(Recorded data)
>>>
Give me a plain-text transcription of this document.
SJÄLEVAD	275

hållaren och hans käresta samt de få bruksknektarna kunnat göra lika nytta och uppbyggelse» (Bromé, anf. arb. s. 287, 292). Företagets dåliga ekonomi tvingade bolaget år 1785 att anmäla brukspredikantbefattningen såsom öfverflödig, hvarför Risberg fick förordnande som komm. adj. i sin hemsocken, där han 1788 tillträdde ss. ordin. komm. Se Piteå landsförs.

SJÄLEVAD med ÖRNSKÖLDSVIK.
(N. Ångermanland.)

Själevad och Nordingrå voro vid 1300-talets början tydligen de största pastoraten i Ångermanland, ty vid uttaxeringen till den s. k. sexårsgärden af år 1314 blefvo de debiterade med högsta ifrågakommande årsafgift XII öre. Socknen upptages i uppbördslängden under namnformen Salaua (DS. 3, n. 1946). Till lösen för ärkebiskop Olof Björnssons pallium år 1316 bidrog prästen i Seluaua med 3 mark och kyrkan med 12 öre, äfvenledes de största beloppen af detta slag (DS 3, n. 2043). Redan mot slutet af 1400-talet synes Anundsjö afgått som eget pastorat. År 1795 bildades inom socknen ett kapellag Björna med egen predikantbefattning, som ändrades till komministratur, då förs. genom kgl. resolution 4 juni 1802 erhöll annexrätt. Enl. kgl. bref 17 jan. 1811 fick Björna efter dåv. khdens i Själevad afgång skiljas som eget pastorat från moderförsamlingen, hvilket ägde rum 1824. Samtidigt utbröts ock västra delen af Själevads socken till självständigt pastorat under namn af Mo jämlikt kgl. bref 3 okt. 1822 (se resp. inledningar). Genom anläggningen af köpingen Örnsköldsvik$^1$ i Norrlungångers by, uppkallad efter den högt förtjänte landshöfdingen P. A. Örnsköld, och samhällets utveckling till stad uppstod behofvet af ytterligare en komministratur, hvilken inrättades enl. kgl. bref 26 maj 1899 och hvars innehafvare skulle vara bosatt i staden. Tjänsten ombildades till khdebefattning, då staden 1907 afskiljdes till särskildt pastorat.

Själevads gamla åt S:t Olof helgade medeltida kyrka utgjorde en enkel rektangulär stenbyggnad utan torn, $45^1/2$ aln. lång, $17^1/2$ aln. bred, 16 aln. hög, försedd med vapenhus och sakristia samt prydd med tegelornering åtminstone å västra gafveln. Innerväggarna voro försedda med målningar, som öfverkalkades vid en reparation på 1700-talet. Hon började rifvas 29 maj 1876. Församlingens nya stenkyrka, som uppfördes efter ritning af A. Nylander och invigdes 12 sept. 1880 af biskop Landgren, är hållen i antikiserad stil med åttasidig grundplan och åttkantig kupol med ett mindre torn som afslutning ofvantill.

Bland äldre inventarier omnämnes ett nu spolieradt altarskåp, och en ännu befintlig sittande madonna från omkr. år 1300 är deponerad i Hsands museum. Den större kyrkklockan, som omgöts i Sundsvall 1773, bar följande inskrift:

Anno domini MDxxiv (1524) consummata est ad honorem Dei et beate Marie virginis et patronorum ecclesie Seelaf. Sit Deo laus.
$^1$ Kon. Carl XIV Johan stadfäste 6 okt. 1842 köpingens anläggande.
<<<
- Aim of the task -
All records are to be printed again, exactly and completely.

- Finished exercise -
Give me a plain-text transcription of this document.
SJÄLEVAD	275

hållaren och hans käresta samt de få bruksknektarna kunnat göra lika nytta och uppbyggelse» (Bromé, anf. arb. s. 287, 292). Företagets dåliga ekonomi tvingade bolaget år 1785 att anmäla brukspredikantbefattningen såsom öfverflödig, hvarför Risberg fick förordnande som komm. adj. i sin hemsocken, där han 1788 tillträdde ss. ordin. komm. Se Piteå landsförs.

SJÄLEVAD med ÖRNSKÖLDSVIK.
(N. Ångermanland.)

Själevad och Nordingrå voro vid 1300-talets början tydligen de största pastoraten i Ångermanland, ty vid uttaxeringen till den s. k. sexårsgärden af år 1314 blefvo de debiterade med högsta ifrågakommande årsafgift XII öre. Socknen upptages i uppbördslängden under namnformen Salaua (DS. 3, n. 1946). Till lösen för ärkebiskop Olof Björnssons pallium år 1316 bidrog prästen i Seluaua med 3 mark och kyrkan med 12 öre, äfvenledes de största beloppen af detta slag (DS 3, n. 2043). Redan mot slutet af 1400-talet synes Anundsjö afgått som eget pastorat. År 1795 bildades inom socknen ett kapellag Björna med egen predikantbefattning, som ändrades till komministratur, då förs. genom kgl. resolution 4 juni 1802 erhöll annexrätt. Enl. kgl. bref 17 jan. 1811 fick Björna efter dåv. khdens i Själevad afgång skiljas som eget pastorat från moderförsamlingen, hvilket ägde rum 1824. Samtidigt utbröts ock västra delen af Själevads socken till självständigt pastorat under namn af Mo jämlikt kgl. bref 3 okt. 1822 (se resp. inledningar). Genom anläggningen af köpingen Örnsköldsvik$^1$ i Norrlungångers by, uppkallad efter den högt förtjänte landshöfdingen P. A. Örnsköld, och samhällets utveckling till stad uppstod behofvet af ytterligare en komministratur, hvilken inrättades enl. kgl. bref 26 maj 1899 och hvars innehafvare skulle vara bosatt i staden. Tjänsten ombildades till khdebefattning, då staden 1907 afskiljdes till särskildt pastorat.

Själevads gamla åt S:t Olof helgade medeltida kyrka utgjorde en enkel rektangulär stenbyggnad utan torn, $45^1/2$ aln. lång, $17^1/2$ aln. bred, 16 aln. hög, försedd med vapenhus och sakristia samt prydd med tegelornering åtminstone å västra gafveln. Innerväggarna voro försedda med målningar, som öfverkalkades vid en reparation på 1700-talet. Hon började rifvas 29 maj 1876. Församlingens nya stenkyrka, som uppfördes efter ritning af A. Nylander och invigdes 12 sept. 1880 af biskop Landgren, är hållen i antikiserad stil med åttasidig grundplan och åttkantig kupol med ett mindre torn som afslutning ofvantill.

Bland äldre inventarier omnämnes ett nu spolieradt altarskåp, och en ännu befintlig sittande madonna från omkr. år 1300 är deponerad i Hsands museum. Den större kyrkklockan, som omgöts i Sundsvall 1773, bar följande inskrift:

Anno domini MDxxiv (1524) consummata est ad honorem Dei et beate Marie virginis et patronorum ecclesie Seelaf. Sit Deo laus.
$^1$ Kon. Carl XIV Johan stadfäste 6 okt. 1842 köpingens anläggande.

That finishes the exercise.